### TASK TO COMPLETE:
Tally the lines of the listing that contain the string "Minimug". Give the number and nothing else.

### Dataset excerpts:
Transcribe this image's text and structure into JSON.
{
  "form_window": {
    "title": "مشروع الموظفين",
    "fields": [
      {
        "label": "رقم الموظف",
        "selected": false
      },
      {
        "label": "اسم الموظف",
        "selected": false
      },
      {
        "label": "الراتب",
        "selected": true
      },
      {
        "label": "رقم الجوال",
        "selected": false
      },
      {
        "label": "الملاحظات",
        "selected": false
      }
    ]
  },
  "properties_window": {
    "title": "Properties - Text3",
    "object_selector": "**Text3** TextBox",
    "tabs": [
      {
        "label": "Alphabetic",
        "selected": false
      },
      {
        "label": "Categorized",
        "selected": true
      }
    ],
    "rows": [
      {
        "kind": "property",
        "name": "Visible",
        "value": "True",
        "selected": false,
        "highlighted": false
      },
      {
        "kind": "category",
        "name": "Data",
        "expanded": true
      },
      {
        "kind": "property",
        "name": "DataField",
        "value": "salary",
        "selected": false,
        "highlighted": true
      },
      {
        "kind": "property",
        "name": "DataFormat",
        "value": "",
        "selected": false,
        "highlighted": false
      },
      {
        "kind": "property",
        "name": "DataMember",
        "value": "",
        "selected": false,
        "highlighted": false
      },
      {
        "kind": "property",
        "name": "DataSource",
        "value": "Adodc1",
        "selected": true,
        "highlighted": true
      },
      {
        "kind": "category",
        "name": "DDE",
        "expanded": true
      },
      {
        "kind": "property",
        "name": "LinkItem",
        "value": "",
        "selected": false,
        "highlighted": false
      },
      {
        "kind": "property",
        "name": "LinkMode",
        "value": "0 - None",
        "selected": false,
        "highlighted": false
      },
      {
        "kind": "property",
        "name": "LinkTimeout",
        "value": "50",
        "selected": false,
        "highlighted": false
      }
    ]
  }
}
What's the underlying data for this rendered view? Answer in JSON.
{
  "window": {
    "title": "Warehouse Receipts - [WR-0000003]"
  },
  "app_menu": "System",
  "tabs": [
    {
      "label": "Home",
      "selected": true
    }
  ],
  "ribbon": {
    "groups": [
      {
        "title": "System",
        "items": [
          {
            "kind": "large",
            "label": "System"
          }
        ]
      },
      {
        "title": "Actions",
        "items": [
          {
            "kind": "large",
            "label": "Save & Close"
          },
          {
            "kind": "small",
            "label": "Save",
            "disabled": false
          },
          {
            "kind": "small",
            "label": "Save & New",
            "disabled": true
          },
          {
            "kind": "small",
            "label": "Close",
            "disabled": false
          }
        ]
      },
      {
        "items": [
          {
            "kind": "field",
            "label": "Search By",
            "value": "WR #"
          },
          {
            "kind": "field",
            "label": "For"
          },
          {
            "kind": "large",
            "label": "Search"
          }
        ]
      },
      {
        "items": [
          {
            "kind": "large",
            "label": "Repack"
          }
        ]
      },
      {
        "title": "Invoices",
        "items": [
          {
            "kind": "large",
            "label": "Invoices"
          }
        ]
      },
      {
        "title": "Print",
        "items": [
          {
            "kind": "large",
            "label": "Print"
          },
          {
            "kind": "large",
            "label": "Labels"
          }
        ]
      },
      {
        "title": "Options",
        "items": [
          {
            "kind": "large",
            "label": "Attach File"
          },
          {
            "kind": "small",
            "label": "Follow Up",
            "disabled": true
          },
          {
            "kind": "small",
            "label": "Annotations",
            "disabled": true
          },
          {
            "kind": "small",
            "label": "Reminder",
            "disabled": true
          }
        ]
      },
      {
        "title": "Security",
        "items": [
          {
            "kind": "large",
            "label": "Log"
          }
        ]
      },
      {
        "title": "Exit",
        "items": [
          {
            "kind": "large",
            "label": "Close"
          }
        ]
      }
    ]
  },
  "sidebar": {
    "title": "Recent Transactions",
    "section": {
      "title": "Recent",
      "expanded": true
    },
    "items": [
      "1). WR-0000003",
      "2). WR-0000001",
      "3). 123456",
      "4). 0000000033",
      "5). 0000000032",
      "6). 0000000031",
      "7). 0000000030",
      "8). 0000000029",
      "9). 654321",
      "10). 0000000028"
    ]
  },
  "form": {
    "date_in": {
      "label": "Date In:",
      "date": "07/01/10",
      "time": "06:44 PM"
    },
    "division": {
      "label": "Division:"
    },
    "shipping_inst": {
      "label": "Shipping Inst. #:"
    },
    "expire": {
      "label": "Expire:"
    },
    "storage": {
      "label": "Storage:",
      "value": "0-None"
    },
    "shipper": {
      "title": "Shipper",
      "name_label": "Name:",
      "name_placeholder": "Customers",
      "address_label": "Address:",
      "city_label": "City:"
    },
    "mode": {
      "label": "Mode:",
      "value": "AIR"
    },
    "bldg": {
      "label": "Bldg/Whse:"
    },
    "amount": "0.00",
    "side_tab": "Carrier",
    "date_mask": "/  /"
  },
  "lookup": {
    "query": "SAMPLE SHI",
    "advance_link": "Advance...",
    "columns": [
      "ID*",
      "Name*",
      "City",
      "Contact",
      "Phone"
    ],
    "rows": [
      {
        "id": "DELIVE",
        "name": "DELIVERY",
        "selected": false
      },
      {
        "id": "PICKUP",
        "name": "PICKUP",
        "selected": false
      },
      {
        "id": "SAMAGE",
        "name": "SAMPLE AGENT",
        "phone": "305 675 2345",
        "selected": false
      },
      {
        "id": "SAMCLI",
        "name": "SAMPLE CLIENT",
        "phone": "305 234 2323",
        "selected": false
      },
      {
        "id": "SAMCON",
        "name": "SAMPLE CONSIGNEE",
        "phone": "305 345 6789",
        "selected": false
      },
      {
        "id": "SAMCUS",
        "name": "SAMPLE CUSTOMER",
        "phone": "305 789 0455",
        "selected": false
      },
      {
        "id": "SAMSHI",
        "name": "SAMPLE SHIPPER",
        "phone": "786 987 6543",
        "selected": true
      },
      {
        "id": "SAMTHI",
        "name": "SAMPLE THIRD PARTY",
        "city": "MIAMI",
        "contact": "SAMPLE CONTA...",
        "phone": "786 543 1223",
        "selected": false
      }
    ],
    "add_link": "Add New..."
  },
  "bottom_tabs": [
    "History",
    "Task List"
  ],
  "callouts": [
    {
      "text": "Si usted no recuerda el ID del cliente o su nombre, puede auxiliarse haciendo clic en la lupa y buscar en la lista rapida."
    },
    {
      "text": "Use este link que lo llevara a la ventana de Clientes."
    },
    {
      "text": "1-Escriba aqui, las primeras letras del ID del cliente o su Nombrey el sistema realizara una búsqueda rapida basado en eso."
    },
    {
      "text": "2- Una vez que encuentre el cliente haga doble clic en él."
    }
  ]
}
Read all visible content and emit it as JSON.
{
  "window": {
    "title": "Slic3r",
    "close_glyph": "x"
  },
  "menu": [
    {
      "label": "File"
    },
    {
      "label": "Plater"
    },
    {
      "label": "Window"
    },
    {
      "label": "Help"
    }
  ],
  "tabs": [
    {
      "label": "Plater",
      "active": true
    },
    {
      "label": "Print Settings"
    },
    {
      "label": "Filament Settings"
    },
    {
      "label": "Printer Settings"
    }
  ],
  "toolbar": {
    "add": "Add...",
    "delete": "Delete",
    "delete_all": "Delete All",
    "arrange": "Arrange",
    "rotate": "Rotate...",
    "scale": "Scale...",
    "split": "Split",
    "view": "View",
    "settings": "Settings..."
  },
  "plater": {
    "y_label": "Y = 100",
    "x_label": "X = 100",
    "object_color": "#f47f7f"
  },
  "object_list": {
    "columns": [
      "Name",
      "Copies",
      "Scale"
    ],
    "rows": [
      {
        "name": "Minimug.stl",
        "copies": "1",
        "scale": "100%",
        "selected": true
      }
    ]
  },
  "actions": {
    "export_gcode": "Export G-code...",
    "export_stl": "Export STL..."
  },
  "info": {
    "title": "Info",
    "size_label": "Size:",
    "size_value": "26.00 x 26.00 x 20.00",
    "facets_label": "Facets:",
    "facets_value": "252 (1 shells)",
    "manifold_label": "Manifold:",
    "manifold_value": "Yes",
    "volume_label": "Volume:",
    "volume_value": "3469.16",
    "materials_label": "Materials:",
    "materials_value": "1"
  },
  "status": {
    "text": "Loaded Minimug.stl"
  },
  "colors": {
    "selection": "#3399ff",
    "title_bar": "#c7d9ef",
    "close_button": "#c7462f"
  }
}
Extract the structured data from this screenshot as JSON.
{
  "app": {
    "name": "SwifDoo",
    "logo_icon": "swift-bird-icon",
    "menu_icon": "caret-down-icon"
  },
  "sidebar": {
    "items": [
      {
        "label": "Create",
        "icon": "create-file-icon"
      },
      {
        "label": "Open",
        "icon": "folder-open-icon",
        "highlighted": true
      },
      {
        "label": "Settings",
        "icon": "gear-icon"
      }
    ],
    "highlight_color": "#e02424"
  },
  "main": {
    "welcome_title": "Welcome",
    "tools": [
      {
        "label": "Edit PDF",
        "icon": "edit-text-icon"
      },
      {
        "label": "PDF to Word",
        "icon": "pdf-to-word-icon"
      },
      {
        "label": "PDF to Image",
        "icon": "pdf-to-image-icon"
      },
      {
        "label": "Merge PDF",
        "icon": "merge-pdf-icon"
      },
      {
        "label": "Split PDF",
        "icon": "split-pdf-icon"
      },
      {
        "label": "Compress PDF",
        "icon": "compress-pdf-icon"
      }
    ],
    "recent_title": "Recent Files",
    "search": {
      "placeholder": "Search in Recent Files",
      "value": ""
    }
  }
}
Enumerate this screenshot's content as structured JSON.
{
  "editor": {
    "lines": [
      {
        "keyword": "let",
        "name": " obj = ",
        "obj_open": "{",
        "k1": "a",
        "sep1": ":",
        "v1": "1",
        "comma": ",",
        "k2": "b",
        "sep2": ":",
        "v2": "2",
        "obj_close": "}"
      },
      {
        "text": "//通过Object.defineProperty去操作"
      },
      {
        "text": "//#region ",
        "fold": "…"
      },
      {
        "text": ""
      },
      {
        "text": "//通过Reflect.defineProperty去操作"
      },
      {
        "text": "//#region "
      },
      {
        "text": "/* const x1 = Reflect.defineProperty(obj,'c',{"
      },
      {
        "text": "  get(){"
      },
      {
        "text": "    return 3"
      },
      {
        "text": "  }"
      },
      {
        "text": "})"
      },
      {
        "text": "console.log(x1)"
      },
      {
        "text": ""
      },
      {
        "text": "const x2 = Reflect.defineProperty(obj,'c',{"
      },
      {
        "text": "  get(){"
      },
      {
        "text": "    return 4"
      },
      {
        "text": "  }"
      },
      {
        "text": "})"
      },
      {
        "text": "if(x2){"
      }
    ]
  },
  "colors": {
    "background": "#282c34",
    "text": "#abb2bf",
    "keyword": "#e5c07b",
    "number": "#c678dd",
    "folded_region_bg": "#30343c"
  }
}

### ANSWER FOR THIS EXERCISE:
2